● EXERCISE INSTRUCTIONS
**1.** According to the passage on teaching discrete math, in what high school class did the writer learn some elementary proof techniques?
**2.** Rewrite the stretch of the records from the line containing "x-tick-label: 17 000,0 [337,1488,355,1547]" through the line containing "annotation: R,ag = 5,25*PV", changing "annotation" to "note" and keeping everything else the same.

● GIVEN PASSAGE
I teach an intro class in discrete math for my department (topics: set theory, discrete structures, graphs, automata theory, all applied to cognitive science), and I start from scratch. I'm also not sure the question of what they are "able to learn" makes a lot of sense, and they are certainly able to learn this stuff; the limits to what they could learn are more about structural factors, as well as interest/motivation (which aren't independent from structural factors). But most of them have never encountered anything remotely like this material as a high school student. When I was in high school in the 90s we did learn some elementary proof techniques in a geometry class, but from talking to my students, they don't seem to even get that any more.
posted by advil at 7:20 AM on August 25, 2016 [4 favorites]


Oddly enough, some forms of dyscalculia make the mathematics in late elementary school and high school harder to learn than the later mathematics taught in University. If the dyscalculia is based on short term memory issues or transposition errors eg. seeing the numeral 93 and write it down as 39, a higher level math class will not deduct points. Students may be graded entirely on getting their process right, and not on inability to remember times tables. The students are expected to write down every step, whereas in earlier grades they are expected to do some calculations in their heads.

Records extracted from a collection:
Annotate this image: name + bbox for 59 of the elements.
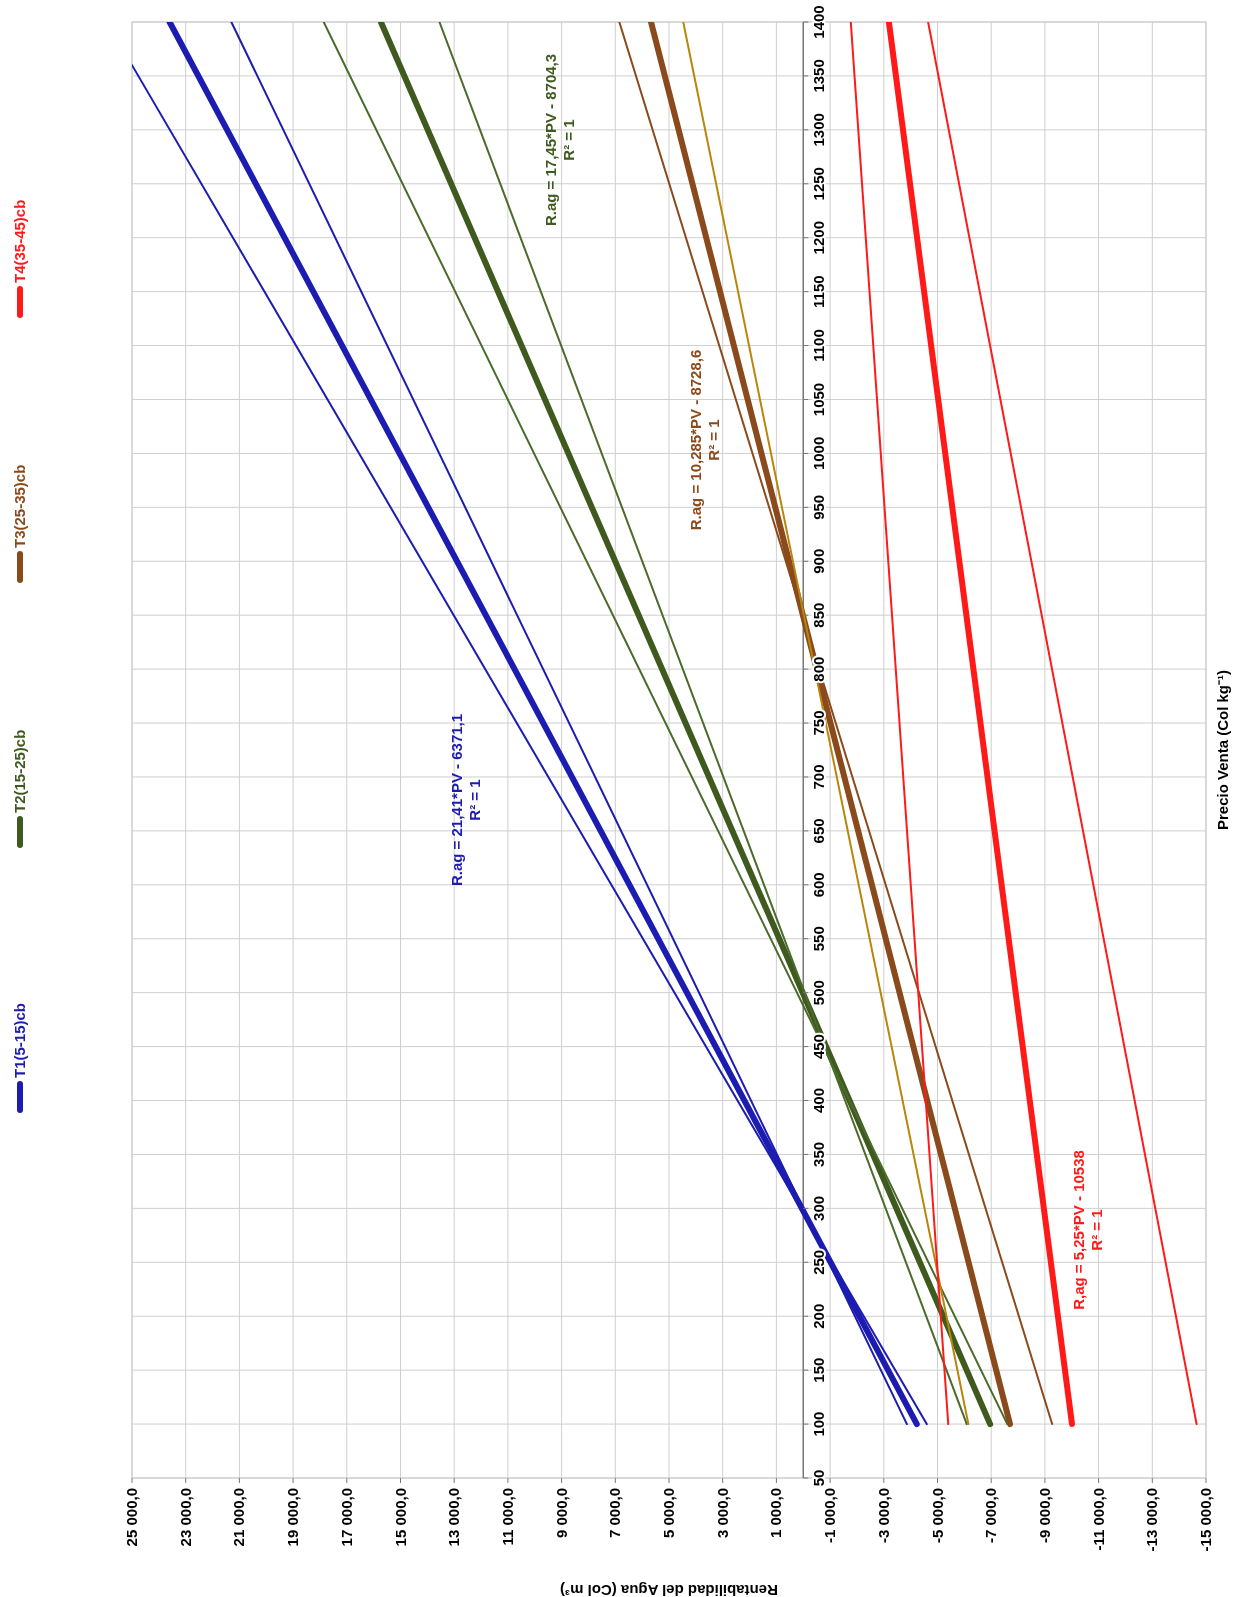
x-tick-label: 17 000,0 [337,1488,355,1547]
y-tick-label: 700 [810,764,828,790]
text: T4(35-45)cb [11,199,28,283]
x-tick-label: 11 000,0 [498,1488,516,1546]
y-tick-label: 1100 [810,329,828,362]
annotation: R,ag = 5,25*PV - 10538 R² = 1 [1070,1150,1105,1310]
y-tick-label: 1400 [810,5,828,39]
y-tick-label: 1000 [810,436,828,471]
y-tick-label: 300 [810,1195,828,1221]
y-tick-label: 650 [810,818,828,844]
text: T2(15-25)cb [11,729,28,813]
x-tick-label: 21 000,0 [230,1488,248,1547]
text: T3(25-35)cb [11,464,28,548]
text: T1(5-15)cb [11,1002,28,1078]
y-tick-label: 250 [810,1249,828,1275]
x-tick-label: -11 000,0 [1089,1488,1107,1551]
x-axis-title: Rentabilidad del Agua (Col m³) [560,1582,778,1597]
y-tick-label: 350 [810,1141,828,1167]
y-tick-label: 950 [810,494,828,520]
x-tick-label: 19 000,0 [284,1488,302,1547]
y-tick-label: 1200 [810,221,828,255]
y-tick-label: 50 [810,1469,828,1487]
annotation: R.ag = 10,285*PV - 8728,6 R² = 1 [687,349,722,531]
x-tick-label: 13 000,0 [445,1488,463,1547]
y-tick-label: 850 [810,602,828,628]
x-tick-label: 7 000,0 [606,1488,624,1539]
x-tick-label: 23 000,0 [176,1488,194,1547]
x-tick-label: 15 000,0 [391,1488,409,1547]
x-tick-label: -1 000,0 [821,1488,839,1544]
y-tick-label: 1350 [810,59,828,93]
y-tick-label: 400 [810,1088,828,1114]
y-tick-label: 1150 [810,275,828,308]
y-tick-label: 1300 [810,113,828,147]
y-tick-label: 750 [810,710,828,736]
x-tick-label: 5 000,0 [660,1488,677,1539]
y-tick-label: 600 [810,872,828,898]
x-tick-label: 3 000,0 [713,1488,731,1539]
x-tick-label: 25 000,0 [123,1488,140,1547]
x-tick-label: -3 000,0 [874,1488,892,1544]
x-tick-label: -9 000,0 [1035,1488,1053,1544]
annotation: R.ag = 21,41*PV - 6371,1 R² = 1 [448,713,483,887]
y-tick-label: 450 [810,1034,828,1060]
y-tick-label: 200 [810,1303,828,1329]
x-tick-label: -13 000,0 [1143,1488,1161,1552]
x-tick-label: 9 000,0 [552,1488,570,1539]
y-tick-label: 900 [810,548,828,574]
annotation: R.ag = 17,45*PV - 8704,3 R² = 1 [542,53,577,227]
y-tick-label: 100 [810,1411,828,1437]
y-axis-title: Precio Venta (Col kg⁻¹) [1214,669,1231,831]
x-tick-label: -15 000,0 [1197,1488,1214,1552]
y-tick-label: 550 [810,926,828,952]
x-tick-label: -7 000,0 [982,1488,1000,1544]
y-tick-label: 800 [810,656,828,682]
y-tick-label: 150 [810,1357,828,1383]
x-tick-label: 1 000,0 [767,1488,785,1539]
y-tick-label: 1050 [810,382,828,417]
y-tick-label: 500 [810,980,828,1006]
y-tick-label: 1250 [810,167,828,201]
x-tick-label: -5 000,0 [928,1488,946,1544]
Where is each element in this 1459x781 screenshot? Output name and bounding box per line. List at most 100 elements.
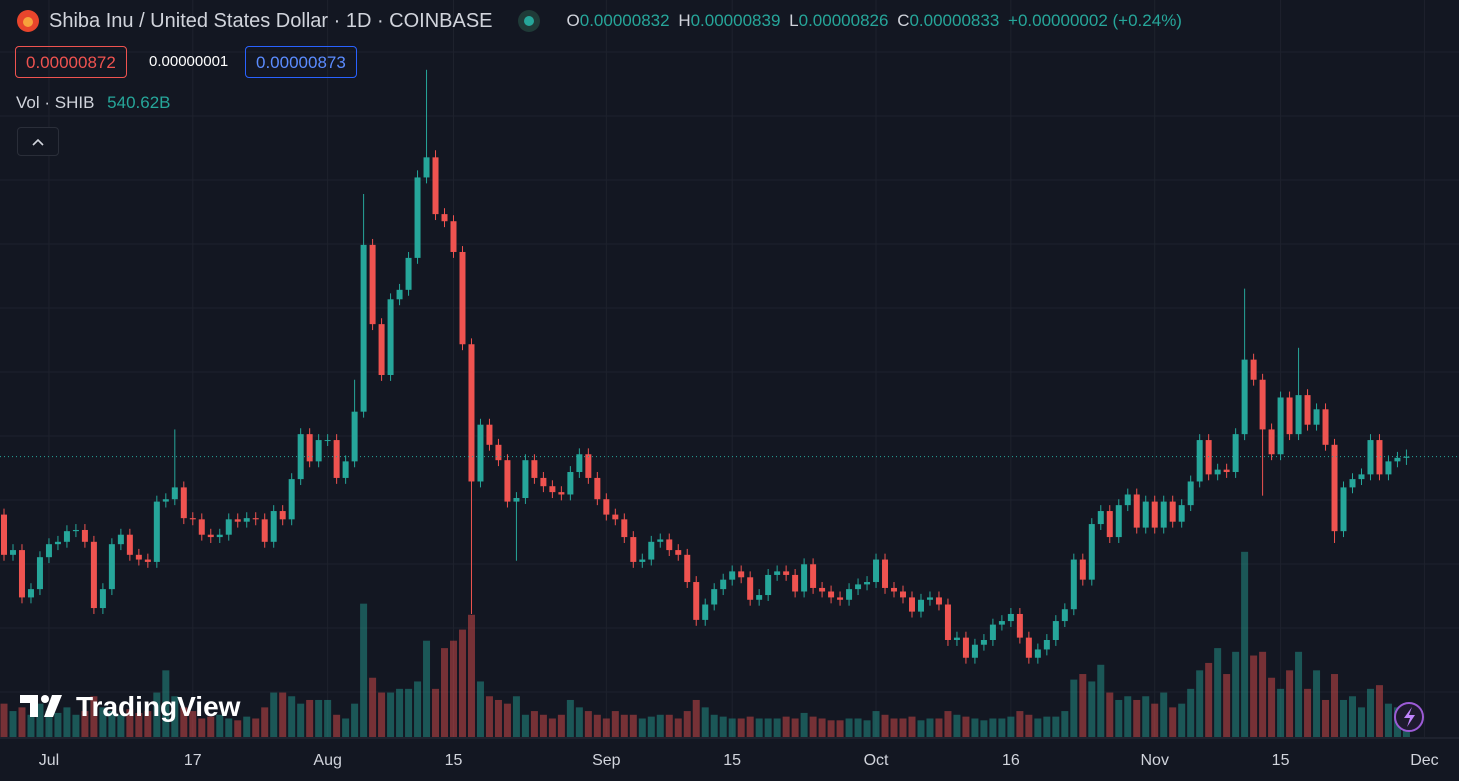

● RESPONSES IN ORDER
**1.** A geometry class.

**2.**
x-tick-label: 17 000,0 [337,1488,355,1547]
y-tick-label: 700 [810,764,828,790]
text: T4(35-45)cb [11,199,28,283]
x-tick-label: 11 000,0 [498,1488,516,1546]
y-tick-label: 1100 [810,329,828,362]
note: R,ag = 5,25*PV - 10538 R² = 1 [1070,1150,1105,1310]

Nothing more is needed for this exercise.